**Selected excerpt:**
--- BEGIN ---

Santa Barbara Current

Santa Barbara Current

As I Was Saying...

Homeless, not Hopeless

By Alexander Stoeber

Jun 11, 2026
∙ Paid

I was homeless before I knew what that meant. The place I remember most is Lake Tulloch – doing my homework by flashlight, shivering, my shoulders searing from sunburn so deep we packed it in mustard to draw the heat out. The smell of mustard is still the smell of those nights. I would lie there dreading the morning, working out how I’d get to school: walking if we were close enough, or knocking on doors in whatever community we’d landed in, asking whether anyone had a car and a few minutes to spare.

We moved so constantly, all over California, that I was held back in the first grade. The fear of being held back again made me independent. I learned to get myself to school, because school was where I wanted to be. It was warm. It had a hot breakfast and a hot lunch, and when my friends weren’t going to eat theirs, I stashed the extras. The classroom was the most stable thing in my life, so I held onto it with everything I had and made sure I excelled no matter what. That brought me to the land of opportunity, Santa Barbara, to study Political Science at UCSB and find a better way so others don’t have to experience hopelessness.

--- END ---

**Task list:**
[a] In the essay about growing up homeless, what did the author come to Santa Barbara to study, and where?
[b] Continue the essay about childhood homelessness from its last sentence, keeping its first-person voice.

**Recorded data:**
--- BEGIN ---

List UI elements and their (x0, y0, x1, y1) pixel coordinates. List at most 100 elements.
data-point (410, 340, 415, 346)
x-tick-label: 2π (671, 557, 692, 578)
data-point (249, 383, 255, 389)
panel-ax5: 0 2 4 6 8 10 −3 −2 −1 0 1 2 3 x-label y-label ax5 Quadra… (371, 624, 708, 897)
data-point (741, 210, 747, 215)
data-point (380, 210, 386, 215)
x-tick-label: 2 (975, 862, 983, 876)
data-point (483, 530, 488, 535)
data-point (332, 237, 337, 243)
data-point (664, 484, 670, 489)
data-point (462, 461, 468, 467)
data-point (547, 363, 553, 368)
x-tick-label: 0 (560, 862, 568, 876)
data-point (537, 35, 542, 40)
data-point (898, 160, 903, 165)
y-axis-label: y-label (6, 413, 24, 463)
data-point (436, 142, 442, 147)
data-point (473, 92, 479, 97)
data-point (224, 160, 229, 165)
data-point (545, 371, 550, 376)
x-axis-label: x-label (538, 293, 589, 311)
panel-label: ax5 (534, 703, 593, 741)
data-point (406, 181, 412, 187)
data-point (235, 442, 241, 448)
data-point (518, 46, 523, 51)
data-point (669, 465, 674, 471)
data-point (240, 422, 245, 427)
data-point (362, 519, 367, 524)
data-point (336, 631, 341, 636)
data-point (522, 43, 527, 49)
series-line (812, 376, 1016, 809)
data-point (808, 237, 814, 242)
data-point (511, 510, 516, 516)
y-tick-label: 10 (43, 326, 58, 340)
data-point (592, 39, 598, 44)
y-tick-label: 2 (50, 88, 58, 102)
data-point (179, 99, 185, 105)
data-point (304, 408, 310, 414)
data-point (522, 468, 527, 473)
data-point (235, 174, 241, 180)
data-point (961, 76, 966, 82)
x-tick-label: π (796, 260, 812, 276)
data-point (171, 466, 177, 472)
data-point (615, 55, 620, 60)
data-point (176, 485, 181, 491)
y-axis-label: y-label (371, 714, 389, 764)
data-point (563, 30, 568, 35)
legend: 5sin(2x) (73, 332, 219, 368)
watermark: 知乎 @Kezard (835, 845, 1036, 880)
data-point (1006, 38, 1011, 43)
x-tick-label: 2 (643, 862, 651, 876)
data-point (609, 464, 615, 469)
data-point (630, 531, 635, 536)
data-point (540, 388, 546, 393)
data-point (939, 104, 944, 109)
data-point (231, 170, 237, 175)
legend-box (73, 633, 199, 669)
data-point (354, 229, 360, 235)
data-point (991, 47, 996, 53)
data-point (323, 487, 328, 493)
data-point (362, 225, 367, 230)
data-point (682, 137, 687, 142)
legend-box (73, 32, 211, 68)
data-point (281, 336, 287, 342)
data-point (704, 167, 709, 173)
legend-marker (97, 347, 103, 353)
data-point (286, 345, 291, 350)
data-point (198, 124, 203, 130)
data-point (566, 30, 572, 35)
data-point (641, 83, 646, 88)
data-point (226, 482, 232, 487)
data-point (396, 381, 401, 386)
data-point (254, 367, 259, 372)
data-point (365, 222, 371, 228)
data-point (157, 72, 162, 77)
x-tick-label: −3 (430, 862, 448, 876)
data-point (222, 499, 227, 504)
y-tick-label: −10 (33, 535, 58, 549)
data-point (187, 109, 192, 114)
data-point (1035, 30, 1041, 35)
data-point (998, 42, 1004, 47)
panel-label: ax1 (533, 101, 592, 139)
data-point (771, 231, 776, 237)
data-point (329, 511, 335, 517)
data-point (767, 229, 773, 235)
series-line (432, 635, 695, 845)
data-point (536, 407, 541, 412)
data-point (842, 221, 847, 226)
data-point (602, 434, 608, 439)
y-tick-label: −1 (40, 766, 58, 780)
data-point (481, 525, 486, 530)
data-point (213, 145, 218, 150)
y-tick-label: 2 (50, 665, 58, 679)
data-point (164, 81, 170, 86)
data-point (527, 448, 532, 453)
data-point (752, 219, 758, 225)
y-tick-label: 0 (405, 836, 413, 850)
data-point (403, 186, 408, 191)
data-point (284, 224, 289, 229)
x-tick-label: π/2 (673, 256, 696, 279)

--- END ---

**Outputs by task:**
[a] Political Science at UCSB.

[b]
That is the first thing I need you to understand before I say a word about policy. A person without a home is not a person without hopes and dreams.

But hope is not the whole story. I grew up close enough to every kind of homelessness to know they are different countries, even when they share the same riverbank.

There is not one kind. There are three. Santa Barbara keeps trying to solve all three with a single answer, and then we act surprised when that answer doesn’t hold up.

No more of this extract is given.